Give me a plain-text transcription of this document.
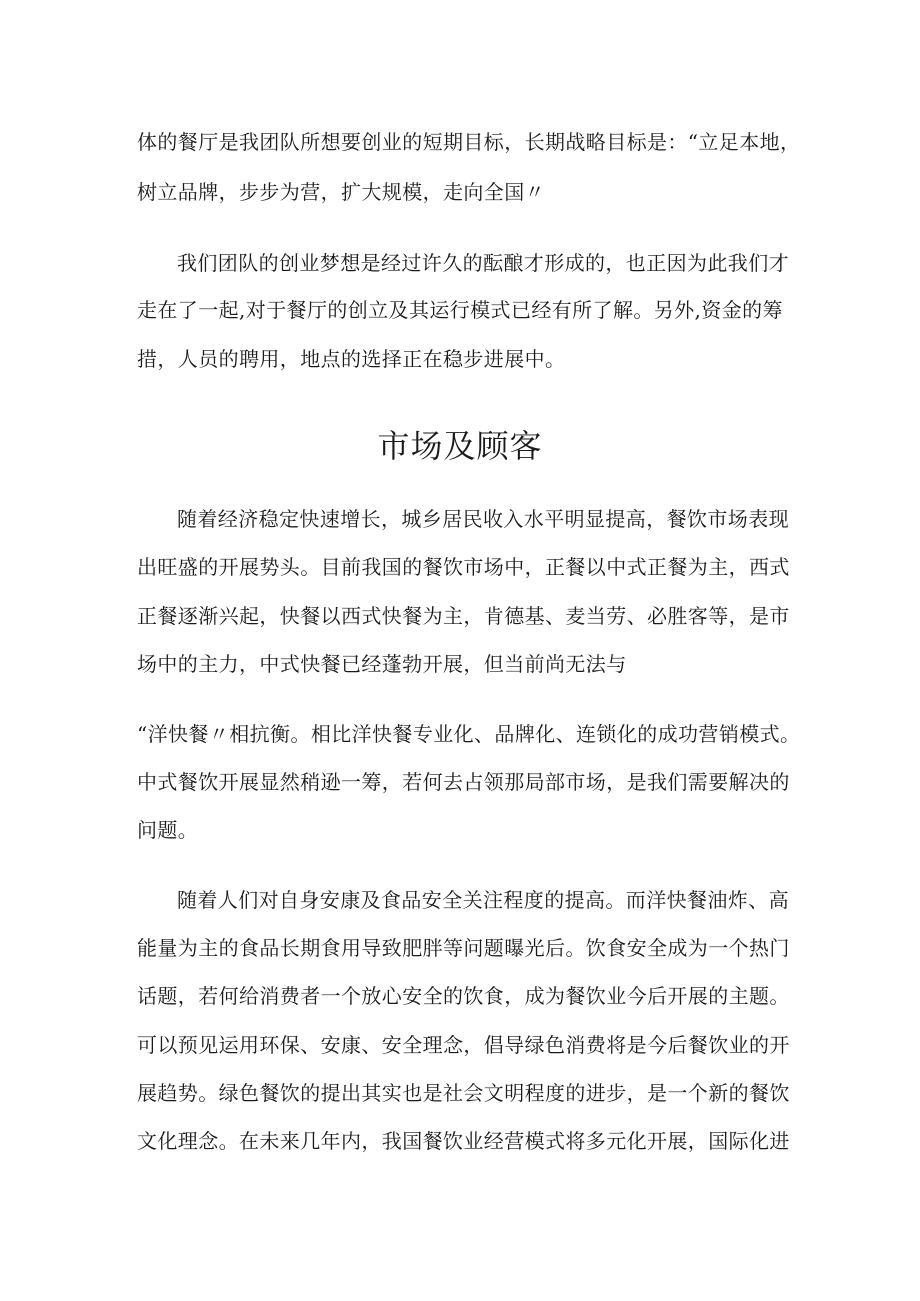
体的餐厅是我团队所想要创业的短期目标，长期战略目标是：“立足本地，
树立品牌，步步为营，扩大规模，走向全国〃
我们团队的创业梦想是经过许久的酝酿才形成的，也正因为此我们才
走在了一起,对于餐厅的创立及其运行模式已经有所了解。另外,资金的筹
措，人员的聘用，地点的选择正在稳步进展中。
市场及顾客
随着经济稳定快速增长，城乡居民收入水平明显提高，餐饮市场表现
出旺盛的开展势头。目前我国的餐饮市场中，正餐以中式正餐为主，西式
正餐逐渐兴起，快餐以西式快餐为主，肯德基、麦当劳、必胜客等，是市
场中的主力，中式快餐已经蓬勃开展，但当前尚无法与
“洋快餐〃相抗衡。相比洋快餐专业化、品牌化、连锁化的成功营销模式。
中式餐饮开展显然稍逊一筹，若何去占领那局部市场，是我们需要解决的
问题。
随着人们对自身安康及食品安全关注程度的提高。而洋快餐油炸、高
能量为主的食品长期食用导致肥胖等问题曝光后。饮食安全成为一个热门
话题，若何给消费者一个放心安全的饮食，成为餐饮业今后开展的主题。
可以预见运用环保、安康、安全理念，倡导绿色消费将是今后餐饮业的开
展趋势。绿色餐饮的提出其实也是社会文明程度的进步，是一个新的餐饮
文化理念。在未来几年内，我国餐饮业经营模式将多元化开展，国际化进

....................

● EXERCISE INSTRUCTIONS:
Repeat everything in the records precisely. Images are excluded from the copy.

● FULL ANSWER:
Give me a plain-text transcription of this document.
体的餐厅是我团队所想要创业的短期目标，长期战略目标是：“立足本地，
树立品牌，步步为营，扩大规模，走向全国〃
我们团队的创业梦想是经过许久的酝酿才形成的，也正因为此我们才
走在了一起,对于餐厅的创立及其运行模式已经有所了解。另外,资金的筹
措，人员的聘用，地点的选择正在稳步进展中。
市场及顾客
随着经济稳定快速增长，城乡居民收入水平明显提高，餐饮市场表现
出旺盛的开展势头。目前我国的餐饮市场中，正餐以中式正餐为主，西式
正餐逐渐兴起，快餐以西式快餐为主，肯德基、麦当劳、必胜客等，是市
场中的主力，中式快餐已经蓬勃开展，但当前尚无法与
“洋快餐〃相抗衡。相比洋快餐专业化、品牌化、连锁化的成功营销模式。
中式餐饮开展显然稍逊一筹，若何去占领那局部市场，是我们需要解决的
问题。
随着人们对自身安康及食品安全关注程度的提高。而洋快餐油炸、高
能量为主的食品长期食用导致肥胖等问题曝光后。饮食安全成为一个热门
话题，若何给消费者一个放心安全的饮食，成为餐饮业今后开展的主题。
可以预见运用环保、安康、安全理念，倡导绿色消费将是今后餐饮业的开
展趋势。绿色餐饮的提出其实也是社会文明程度的进步，是一个新的餐饮
文化理念。在未来几年内，我国餐饮业经营模式将多元化开展，国际化进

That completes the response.